[STATED PROBLEM] Wherever the string "نبوت" appears in the listing, copy that line.

[Saved entries]
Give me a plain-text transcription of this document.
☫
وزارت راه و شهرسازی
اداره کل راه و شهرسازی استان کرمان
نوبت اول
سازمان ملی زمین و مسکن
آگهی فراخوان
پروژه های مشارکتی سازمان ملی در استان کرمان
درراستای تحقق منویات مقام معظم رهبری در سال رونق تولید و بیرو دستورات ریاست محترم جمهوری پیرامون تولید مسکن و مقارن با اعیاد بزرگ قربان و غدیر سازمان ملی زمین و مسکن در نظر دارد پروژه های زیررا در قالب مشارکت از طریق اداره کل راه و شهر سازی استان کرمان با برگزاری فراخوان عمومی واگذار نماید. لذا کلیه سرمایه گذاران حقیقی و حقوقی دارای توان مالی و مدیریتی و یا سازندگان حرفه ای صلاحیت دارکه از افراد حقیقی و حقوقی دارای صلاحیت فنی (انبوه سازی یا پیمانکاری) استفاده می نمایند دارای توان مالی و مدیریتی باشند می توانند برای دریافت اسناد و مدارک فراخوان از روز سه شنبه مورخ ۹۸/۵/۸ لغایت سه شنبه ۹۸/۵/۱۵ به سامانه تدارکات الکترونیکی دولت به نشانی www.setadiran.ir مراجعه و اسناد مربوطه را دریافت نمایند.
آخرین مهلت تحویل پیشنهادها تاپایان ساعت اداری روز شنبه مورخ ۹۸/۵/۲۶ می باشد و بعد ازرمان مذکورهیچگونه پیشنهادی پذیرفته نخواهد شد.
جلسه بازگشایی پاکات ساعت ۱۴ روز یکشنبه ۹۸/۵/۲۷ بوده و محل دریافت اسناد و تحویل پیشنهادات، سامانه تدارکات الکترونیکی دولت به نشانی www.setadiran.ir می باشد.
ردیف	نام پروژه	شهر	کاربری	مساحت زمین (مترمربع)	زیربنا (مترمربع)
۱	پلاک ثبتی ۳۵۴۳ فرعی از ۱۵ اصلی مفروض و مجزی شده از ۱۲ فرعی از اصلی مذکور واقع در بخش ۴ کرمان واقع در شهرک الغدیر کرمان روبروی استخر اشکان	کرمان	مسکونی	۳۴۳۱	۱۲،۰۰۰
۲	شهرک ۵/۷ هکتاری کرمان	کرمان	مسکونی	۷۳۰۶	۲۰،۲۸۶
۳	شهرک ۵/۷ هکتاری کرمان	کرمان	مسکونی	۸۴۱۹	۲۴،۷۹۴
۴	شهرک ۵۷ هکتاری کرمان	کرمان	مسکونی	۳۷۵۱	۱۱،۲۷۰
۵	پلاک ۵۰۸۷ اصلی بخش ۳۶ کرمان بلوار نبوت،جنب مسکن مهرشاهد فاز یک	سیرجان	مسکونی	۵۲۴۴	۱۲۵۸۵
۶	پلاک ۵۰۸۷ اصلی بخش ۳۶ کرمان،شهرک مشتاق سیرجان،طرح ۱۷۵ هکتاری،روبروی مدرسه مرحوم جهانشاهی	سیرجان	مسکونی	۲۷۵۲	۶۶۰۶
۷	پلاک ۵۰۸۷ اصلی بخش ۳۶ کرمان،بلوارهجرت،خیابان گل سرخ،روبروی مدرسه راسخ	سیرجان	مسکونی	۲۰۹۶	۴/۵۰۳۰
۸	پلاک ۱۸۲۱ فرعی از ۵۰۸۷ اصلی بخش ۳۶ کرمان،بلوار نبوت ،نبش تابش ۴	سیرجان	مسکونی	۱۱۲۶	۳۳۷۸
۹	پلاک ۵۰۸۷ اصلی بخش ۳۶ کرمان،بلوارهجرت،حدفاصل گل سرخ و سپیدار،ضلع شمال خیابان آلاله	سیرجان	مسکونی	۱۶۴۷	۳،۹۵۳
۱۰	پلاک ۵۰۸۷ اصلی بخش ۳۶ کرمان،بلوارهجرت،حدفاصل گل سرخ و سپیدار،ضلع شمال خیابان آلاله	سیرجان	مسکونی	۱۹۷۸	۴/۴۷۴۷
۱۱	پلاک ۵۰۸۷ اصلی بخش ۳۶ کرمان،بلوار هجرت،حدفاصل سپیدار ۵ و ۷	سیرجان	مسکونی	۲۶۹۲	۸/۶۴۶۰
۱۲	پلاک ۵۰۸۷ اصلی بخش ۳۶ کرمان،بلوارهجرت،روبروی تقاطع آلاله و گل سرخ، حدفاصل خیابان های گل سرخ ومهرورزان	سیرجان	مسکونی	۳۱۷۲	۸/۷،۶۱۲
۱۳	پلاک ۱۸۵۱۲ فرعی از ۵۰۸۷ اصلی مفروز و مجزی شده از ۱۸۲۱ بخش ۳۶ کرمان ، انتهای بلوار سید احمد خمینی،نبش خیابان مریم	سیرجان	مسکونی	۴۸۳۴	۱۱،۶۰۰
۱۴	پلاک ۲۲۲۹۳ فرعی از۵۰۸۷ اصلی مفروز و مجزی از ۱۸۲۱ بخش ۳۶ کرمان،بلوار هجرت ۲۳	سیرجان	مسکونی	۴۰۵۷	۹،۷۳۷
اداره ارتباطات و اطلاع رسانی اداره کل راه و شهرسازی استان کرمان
...
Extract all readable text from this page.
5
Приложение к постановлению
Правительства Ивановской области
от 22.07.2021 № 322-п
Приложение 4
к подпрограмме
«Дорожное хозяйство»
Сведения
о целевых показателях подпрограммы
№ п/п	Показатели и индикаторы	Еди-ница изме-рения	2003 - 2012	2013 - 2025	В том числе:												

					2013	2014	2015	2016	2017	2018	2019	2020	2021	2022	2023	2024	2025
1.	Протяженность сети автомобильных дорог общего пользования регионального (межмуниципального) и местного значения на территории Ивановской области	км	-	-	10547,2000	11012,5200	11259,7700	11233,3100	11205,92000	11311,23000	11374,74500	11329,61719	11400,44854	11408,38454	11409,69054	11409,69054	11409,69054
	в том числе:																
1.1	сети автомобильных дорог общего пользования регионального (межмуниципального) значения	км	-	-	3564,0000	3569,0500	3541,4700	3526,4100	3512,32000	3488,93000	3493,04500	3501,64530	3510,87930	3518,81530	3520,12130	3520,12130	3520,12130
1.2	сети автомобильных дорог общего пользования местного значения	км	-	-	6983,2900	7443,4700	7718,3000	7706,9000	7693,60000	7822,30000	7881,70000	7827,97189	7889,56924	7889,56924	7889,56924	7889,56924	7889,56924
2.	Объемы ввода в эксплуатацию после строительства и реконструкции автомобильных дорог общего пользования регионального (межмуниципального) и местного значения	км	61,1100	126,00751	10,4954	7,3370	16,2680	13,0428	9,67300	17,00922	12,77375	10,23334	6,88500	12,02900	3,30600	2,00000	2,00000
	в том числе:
---
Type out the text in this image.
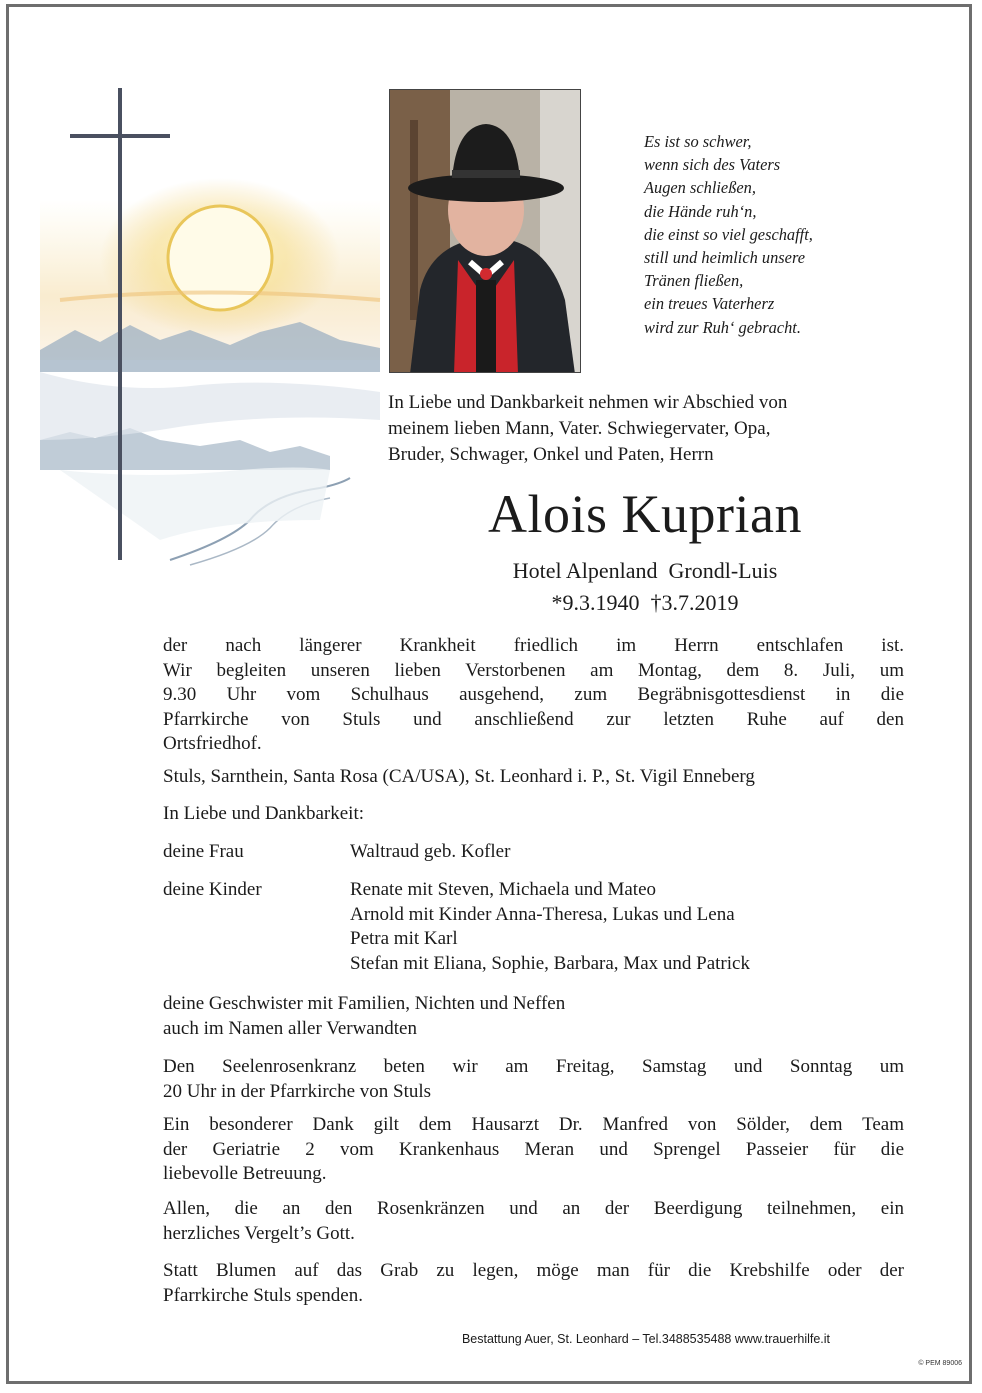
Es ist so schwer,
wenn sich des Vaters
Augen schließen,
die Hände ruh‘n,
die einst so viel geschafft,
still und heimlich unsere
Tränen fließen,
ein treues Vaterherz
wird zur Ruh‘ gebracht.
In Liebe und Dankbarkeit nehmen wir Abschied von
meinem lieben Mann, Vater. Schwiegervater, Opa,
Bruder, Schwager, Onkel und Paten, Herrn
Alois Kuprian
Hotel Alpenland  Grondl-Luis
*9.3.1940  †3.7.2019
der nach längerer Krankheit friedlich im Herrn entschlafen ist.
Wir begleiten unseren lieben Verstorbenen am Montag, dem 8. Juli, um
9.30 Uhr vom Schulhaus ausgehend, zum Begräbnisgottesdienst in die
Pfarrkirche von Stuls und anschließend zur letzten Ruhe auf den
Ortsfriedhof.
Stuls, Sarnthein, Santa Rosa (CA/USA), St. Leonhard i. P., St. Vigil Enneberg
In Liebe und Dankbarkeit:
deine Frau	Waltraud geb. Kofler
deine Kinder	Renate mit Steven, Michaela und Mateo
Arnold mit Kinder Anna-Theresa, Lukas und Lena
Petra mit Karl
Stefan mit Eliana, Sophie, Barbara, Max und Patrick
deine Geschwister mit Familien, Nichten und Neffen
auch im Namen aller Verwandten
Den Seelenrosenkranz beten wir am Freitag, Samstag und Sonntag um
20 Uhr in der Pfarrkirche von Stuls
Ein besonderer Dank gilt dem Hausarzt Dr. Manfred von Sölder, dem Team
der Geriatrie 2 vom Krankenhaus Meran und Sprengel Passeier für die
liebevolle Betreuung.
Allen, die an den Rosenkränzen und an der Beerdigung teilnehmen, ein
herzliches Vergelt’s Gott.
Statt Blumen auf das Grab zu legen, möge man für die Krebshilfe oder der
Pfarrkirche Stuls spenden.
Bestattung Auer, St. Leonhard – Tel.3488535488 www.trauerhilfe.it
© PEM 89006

[CORRECT OUTPUT]
۵	پلاک ۵۰۸۷ اصلی بخش ۳۶ کرمان بلوار نبوت،جنب مسکن مهرشاهد فاز یک	سیرجان	مسکونی	۵۲۴۴	۱۲۵۸۵
۸	پلاک ۱۸۲۱ فرعی از ۵۰۸۷ اصلی بخش ۳۶ کرمان،بلوار نبوت ،نبش تابش ۴	سیرجان	مسکونی	۱۱۲۶	۳۳۷۸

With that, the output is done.